Work out how many lines of the listing hold the string "image", then answer with that number and nothing else.

------------------------------------------------------------

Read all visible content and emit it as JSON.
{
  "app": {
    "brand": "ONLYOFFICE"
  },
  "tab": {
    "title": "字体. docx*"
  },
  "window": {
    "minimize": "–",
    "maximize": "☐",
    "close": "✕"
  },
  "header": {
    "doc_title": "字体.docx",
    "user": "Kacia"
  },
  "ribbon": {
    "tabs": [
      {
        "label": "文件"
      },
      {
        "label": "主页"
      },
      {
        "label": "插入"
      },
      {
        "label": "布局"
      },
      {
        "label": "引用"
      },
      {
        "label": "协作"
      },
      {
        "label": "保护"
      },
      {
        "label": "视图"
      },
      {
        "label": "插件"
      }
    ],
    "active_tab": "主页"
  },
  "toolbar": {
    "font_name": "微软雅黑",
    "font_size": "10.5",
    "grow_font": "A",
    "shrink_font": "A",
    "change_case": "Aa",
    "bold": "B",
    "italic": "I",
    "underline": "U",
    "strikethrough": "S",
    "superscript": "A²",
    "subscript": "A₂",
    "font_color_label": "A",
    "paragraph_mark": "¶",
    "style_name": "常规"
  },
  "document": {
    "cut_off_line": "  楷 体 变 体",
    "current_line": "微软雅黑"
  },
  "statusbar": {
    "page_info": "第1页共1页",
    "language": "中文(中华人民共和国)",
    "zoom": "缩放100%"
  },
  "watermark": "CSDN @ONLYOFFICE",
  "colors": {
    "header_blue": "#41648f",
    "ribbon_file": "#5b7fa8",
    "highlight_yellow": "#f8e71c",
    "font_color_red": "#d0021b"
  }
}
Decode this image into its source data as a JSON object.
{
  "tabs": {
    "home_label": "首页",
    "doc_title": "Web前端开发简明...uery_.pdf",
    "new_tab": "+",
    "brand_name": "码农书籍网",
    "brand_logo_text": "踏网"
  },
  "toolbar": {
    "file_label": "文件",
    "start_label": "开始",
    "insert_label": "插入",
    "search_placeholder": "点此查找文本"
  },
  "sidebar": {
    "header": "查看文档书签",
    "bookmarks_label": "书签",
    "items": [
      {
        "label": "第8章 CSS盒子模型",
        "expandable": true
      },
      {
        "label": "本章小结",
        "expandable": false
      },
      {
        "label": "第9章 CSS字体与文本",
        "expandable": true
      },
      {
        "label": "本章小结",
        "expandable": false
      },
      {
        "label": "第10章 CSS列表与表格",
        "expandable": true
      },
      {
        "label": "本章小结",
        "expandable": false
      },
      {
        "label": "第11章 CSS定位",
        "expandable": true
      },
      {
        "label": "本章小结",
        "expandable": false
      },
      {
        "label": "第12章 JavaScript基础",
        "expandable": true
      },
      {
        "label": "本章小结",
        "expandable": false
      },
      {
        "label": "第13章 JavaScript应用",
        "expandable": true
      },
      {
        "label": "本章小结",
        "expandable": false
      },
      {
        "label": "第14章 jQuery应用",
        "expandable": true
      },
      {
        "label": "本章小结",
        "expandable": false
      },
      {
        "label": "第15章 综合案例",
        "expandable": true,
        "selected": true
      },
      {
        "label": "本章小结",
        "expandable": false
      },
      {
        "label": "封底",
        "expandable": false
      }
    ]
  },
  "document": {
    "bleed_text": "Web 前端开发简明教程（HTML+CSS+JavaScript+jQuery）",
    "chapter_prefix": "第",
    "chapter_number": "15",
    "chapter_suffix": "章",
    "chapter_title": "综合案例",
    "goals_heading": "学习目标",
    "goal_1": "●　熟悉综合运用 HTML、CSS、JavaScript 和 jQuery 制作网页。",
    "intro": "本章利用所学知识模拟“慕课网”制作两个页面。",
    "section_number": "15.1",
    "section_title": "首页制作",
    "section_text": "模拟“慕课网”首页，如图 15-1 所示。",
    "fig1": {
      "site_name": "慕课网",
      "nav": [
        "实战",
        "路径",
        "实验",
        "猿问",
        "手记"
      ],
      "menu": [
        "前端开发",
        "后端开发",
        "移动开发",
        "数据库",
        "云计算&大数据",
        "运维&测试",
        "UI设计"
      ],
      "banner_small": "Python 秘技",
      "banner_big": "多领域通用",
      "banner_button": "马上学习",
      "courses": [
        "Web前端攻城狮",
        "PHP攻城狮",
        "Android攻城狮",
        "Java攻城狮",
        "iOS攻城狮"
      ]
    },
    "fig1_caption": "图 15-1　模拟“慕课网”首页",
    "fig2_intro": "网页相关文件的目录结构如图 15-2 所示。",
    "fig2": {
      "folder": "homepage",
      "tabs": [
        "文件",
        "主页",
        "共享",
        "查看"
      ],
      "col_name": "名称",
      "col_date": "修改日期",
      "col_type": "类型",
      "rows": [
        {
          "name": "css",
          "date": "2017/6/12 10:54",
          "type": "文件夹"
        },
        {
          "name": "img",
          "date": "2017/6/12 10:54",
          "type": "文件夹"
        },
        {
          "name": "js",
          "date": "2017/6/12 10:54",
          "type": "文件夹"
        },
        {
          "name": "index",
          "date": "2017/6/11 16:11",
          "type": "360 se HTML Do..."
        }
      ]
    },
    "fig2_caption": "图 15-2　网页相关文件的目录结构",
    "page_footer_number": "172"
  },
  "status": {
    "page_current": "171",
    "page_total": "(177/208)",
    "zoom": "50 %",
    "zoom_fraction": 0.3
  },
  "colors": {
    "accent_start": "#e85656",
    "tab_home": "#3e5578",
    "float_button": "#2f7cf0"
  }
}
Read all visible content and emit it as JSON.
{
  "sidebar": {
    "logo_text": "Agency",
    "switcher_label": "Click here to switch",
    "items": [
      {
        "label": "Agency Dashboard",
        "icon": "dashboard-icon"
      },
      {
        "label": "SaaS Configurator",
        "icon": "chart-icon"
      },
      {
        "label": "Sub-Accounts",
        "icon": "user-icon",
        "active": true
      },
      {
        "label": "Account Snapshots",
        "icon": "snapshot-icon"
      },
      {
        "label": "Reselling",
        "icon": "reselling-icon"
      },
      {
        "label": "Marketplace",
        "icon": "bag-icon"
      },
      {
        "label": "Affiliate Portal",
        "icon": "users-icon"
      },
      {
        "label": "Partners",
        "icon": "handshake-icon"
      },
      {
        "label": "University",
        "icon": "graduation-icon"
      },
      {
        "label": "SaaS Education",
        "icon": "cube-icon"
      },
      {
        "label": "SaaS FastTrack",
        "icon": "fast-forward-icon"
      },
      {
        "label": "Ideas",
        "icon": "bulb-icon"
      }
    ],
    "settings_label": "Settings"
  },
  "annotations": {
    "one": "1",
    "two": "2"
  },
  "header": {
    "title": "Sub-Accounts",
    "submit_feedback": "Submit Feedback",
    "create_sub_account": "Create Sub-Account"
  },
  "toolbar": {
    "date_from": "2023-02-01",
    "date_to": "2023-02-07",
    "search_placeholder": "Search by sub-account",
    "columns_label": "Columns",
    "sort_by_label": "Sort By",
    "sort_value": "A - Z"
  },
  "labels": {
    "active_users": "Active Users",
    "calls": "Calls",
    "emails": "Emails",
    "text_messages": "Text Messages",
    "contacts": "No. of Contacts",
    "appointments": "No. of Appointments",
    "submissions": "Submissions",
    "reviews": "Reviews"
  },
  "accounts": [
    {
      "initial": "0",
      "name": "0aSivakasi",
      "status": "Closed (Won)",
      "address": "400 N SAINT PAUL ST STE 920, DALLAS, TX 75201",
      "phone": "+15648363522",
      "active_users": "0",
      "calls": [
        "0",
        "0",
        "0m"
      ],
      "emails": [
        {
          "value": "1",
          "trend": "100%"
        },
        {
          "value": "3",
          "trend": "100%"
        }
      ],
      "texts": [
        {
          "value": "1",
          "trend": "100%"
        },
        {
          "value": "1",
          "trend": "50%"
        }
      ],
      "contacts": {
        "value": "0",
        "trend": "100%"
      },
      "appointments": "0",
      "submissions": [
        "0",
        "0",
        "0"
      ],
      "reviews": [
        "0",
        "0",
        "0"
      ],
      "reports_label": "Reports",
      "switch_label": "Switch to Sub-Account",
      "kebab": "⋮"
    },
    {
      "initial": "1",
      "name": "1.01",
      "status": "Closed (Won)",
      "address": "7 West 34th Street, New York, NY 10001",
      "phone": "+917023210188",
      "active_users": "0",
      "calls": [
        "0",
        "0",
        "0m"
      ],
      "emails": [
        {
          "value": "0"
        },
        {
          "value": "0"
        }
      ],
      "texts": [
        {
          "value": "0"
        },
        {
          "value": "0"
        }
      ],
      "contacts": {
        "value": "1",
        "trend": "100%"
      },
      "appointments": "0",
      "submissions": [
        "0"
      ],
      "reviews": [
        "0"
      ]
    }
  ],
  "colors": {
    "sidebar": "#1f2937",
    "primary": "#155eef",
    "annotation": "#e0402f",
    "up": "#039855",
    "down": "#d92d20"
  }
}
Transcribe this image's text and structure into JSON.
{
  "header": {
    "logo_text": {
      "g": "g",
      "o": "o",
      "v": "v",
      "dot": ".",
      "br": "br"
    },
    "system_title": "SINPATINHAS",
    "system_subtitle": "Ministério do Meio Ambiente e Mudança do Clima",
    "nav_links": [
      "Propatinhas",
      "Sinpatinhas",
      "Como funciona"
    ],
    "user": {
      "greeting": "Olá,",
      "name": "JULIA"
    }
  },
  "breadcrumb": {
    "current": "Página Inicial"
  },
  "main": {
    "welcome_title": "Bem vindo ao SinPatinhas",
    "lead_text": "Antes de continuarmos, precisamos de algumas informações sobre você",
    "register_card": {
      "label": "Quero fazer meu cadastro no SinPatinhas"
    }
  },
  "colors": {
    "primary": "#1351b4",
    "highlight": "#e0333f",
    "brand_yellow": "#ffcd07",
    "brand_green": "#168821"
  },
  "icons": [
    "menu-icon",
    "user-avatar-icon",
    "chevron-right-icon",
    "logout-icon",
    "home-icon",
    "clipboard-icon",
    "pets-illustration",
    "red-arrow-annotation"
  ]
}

------------------------------------------------------------

▶ Complete response:
2